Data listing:
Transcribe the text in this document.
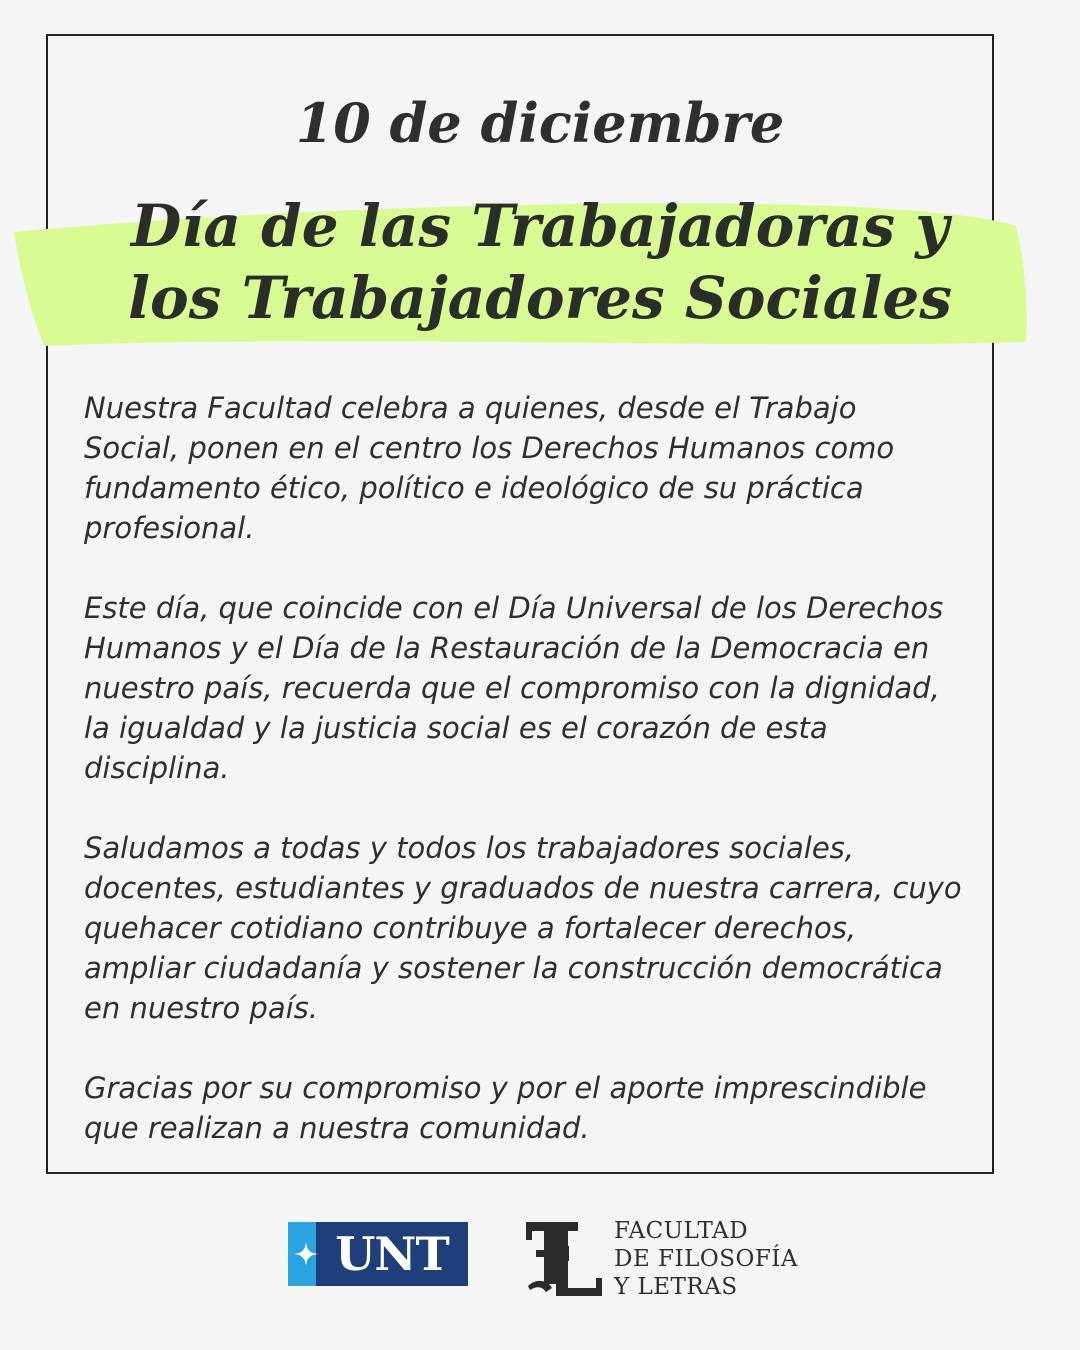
10 de diciembre
Día de las Trabajadoras y
los Trabajadores Sociales
Nuestra Facultad celebra a quienes, desde el Trabajo
Social, ponen en el centro los Derechos Humanos como
fundamento ético, político e ideológico de su práctica
profesional.
Este día, que coincide con el Día Universal de los Derechos
Humanos y el Día de la Restauración de la Democracia en
nuestro país, recuerda que el compromiso con la dignidad,
la igualdad y la justicia social es el corazón de esta
disciplina.
Saludamos a todas y todos los trabajadores sociales,
docentes, estudiantes y graduados de nuestra carrera, cuyo
quehacer cotidiano contribuye a fortalecer derechos,
ampliar ciudadanía y sostener la construcción democrática
en nuestro país.
Gracias por su compromiso y por el aporte imprescindible
que realizan a nuestra comunidad.
UNT	FACULTAD
DE FILOSOFÍA
Y LETRAS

EXERCISE INSTRUCTIONS:
Transcribe the records word for word and include no pictures.

EXPECTED OUTPUT:
Transcribe the text in this document.
10 de diciembre
Día de las Trabajadoras y
los Trabajadores Sociales
Nuestra Facultad celebra a quienes, desde el Trabajo
Social, ponen en el centro los Derechos Humanos como
fundamento ético, político e ideológico de su práctica
profesional.
Este día, que coincide con el Día Universal de los Derechos
Humanos y el Día de la Restauración de la Democracia en
nuestro país, recuerda que el compromiso con la dignidad,
la igualdad y la justicia social es el corazón de esta
disciplina.
Saludamos a todas y todos los trabajadores sociales,
docentes, estudiantes y graduados de nuestra carrera, cuyo
quehacer cotidiano contribuye a fortalecer derechos,
ampliar ciudadanía y sostener la construcción democrática
en nuestro país.
Gracias por su compromiso y por el aporte imprescindible
que realizan a nuestra comunidad.
UNT	FACULTAD
DE FILOSOFÍA
Y LETRAS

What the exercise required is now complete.